** start of Supplied records **
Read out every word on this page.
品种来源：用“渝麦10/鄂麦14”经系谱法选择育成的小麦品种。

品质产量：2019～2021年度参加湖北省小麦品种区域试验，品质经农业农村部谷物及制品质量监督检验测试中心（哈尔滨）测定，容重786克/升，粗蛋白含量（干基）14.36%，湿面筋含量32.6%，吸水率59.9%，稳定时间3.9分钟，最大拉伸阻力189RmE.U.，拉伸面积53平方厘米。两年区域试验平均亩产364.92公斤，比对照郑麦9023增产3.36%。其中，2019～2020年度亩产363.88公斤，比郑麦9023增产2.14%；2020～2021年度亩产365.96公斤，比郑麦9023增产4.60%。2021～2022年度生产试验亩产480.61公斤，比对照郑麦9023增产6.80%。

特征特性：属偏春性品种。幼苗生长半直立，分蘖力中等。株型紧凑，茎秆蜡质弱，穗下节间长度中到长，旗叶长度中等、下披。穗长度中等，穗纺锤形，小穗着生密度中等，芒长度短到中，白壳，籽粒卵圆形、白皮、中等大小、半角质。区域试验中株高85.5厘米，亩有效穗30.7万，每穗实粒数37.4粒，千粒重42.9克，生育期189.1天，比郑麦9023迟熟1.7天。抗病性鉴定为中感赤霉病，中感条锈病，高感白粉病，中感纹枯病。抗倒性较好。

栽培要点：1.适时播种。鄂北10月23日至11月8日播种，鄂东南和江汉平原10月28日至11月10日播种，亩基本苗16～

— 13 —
** end of Supplied records **
** Objective **
Extract the full listing and reproduce each line exactly.

** Task response **
Read out every word on this page.
品种来源：用“渝麦10/鄂麦14”经系谱法选择育成的小麦品种。

品质产量：2019～2021年度参加湖北省小麦品种区域试验，品质经农业农村部谷物及制品质量监督检验测试中心（哈尔滨）测定，容重786克/升，粗蛋白含量（干基）14.36%，湿面筋含量32.6%，吸水率59.9%，稳定时间3.9分钟，最大拉伸阻力189RmE.U.，拉伸面积53平方厘米。两年区域试验平均亩产364.92公斤，比对照郑麦9023增产3.36%。其中，2019～2020年度亩产363.88公斤，比郑麦9023增产2.14%；2020～2021年度亩产365.96公斤，比郑麦9023增产4.60%。2021～2022年度生产试验亩产480.61公斤，比对照郑麦9023增产6.80%。

特征特性：属偏春性品种。幼苗生长半直立，分蘖力中等。株型紧凑，茎秆蜡质弱，穗下节间长度中到长，旗叶长度中等、下披。穗长度中等，穗纺锤形，小穗着生密度中等，芒长度短到中，白壳，籽粒卵圆形、白皮、中等大小、半角质。区域试验中株高85.5厘米，亩有效穗30.7万，每穗实粒数37.4粒，千粒重42.9克，生育期189.1天，比郑麦9023迟熟1.7天。抗病性鉴定为中感赤霉病，中感条锈病，高感白粉病，中感纹枯病。抗倒性较好。

栽培要点：1.适时播种。鄂北10月23日至11月8日播种，鄂东南和江汉平原10月28日至11月10日播种，亩基本苗16～

— 13 —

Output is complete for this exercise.